▶ **Description of the task**
Where a line in the listing below contains the word "object", copy that line.

— start Records for processing —

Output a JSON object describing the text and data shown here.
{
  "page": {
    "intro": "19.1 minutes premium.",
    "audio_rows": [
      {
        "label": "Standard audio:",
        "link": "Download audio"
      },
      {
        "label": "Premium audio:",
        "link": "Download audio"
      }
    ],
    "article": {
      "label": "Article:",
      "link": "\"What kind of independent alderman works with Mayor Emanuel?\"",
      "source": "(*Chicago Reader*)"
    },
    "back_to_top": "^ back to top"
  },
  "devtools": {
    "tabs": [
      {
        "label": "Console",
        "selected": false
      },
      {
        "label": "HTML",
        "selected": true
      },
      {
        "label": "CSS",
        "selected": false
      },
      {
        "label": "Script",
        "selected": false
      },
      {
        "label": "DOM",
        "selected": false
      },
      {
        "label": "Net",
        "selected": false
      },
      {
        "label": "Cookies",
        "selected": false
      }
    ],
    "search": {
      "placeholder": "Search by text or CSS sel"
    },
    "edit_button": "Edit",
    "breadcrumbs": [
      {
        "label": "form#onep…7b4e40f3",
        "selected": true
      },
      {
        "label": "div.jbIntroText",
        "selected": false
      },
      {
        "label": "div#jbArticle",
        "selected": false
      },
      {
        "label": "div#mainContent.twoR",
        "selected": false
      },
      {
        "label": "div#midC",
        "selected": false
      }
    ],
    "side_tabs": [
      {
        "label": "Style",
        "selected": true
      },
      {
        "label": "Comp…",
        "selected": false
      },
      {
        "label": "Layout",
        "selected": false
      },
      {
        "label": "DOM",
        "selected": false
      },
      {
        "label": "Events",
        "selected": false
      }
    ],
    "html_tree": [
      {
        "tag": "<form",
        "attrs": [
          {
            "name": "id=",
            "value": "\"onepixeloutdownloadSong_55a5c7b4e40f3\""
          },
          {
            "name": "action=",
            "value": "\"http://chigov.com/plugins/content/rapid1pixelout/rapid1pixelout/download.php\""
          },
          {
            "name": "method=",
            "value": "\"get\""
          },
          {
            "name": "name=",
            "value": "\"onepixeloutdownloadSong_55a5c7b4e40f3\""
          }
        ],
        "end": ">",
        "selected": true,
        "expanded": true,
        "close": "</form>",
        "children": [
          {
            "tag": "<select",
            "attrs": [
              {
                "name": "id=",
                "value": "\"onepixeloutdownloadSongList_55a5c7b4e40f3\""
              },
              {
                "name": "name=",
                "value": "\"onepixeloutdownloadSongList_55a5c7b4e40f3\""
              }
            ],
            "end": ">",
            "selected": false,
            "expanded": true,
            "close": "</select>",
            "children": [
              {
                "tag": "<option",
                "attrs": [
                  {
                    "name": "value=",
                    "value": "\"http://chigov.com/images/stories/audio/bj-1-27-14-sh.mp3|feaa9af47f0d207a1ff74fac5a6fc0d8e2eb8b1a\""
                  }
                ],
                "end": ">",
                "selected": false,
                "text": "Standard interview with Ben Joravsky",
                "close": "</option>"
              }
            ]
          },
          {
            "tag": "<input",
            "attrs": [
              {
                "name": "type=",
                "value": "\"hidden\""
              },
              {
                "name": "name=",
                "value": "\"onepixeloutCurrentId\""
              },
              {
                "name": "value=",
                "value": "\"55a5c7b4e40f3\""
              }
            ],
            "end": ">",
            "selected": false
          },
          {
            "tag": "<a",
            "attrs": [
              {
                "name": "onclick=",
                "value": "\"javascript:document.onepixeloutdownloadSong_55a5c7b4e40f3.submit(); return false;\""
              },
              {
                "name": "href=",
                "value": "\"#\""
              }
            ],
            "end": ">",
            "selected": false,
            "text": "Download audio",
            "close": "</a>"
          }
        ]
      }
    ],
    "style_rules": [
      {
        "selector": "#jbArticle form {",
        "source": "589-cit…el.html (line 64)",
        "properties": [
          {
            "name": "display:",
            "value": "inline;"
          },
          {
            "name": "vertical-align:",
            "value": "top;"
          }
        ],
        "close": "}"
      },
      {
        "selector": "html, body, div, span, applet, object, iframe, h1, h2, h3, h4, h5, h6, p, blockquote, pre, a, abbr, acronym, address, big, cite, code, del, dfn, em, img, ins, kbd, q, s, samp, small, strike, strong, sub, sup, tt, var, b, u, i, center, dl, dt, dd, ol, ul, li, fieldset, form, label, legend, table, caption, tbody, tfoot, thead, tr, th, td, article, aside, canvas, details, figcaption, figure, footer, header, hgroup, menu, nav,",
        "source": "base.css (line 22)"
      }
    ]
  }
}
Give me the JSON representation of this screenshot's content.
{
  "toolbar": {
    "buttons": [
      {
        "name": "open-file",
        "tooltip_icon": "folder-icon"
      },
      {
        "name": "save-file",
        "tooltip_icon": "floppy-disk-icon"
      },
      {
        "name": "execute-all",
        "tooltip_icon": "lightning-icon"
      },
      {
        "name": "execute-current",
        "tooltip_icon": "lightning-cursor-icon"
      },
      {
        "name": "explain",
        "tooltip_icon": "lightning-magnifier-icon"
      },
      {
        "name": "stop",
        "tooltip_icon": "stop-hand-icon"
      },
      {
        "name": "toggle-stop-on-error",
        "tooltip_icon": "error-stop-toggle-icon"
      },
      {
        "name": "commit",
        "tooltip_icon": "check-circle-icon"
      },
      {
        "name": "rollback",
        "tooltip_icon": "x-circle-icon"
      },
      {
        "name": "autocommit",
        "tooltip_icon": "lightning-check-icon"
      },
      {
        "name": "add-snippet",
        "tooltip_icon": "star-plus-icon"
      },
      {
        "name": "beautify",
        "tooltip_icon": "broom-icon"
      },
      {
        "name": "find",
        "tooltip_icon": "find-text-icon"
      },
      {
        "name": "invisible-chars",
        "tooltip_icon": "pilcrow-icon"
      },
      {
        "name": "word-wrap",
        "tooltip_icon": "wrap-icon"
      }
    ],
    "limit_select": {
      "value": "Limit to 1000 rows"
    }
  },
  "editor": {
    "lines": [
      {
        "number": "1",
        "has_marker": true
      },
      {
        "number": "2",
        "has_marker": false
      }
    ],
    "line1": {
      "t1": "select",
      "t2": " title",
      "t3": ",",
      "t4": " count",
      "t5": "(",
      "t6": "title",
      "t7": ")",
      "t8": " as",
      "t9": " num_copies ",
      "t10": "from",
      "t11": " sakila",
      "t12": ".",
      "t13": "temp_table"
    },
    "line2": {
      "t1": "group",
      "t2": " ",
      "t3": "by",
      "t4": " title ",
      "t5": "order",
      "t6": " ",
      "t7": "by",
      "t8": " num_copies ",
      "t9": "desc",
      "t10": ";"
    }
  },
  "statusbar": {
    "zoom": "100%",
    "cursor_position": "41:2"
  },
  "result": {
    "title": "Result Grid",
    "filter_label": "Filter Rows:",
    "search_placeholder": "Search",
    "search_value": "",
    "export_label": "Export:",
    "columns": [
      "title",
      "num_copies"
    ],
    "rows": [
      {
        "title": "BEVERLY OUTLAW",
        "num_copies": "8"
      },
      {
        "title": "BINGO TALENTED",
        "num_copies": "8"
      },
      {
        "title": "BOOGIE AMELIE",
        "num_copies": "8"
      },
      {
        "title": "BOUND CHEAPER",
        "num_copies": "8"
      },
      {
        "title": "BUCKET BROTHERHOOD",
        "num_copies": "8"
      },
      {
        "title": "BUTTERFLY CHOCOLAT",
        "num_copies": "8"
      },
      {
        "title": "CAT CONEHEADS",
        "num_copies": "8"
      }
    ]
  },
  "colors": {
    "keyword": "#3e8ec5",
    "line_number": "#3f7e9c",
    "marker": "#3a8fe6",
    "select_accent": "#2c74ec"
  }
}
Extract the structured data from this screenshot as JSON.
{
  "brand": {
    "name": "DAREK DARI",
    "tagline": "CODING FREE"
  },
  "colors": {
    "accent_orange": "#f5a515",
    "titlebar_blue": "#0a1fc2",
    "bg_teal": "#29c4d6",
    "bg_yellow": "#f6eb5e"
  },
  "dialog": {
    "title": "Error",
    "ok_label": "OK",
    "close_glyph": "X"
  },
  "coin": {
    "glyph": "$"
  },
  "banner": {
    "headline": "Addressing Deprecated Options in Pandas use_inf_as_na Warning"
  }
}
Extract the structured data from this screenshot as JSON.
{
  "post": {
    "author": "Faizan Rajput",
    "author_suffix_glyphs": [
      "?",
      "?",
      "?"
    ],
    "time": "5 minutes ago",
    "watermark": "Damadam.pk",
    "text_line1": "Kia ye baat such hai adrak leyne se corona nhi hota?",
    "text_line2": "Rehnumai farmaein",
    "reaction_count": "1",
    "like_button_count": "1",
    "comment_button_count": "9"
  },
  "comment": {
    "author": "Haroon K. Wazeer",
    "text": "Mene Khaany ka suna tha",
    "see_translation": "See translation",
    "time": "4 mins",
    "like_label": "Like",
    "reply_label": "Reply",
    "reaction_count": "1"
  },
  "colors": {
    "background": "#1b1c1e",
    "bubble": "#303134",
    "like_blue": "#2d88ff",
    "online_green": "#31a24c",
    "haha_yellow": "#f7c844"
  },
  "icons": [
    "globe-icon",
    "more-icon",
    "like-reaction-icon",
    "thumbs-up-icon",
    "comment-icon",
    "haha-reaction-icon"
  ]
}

— end Records for processing —

▶ **Correct answer**
Output a JSON object describing the text and data shown here.
        "selector": "html, body, div, span, applet, object, iframe, h1, h2, h3, h4, h5, h6, p, blockquote, pre, a, abbr, acronym, address, big, cite, code, del, dfn, em, img, ins, kbd, q, s, samp, small, strike, strong, sub, sup, tt, var, b, u, i, center, dl, dt, dd, ol, ul, li, fieldset, form, label, legend, table, caption, tbody, tfoot, thead, tr, th, td, article, aside, canvas, details, figcaption, figure, footer, header, hgroup, menu, nav,",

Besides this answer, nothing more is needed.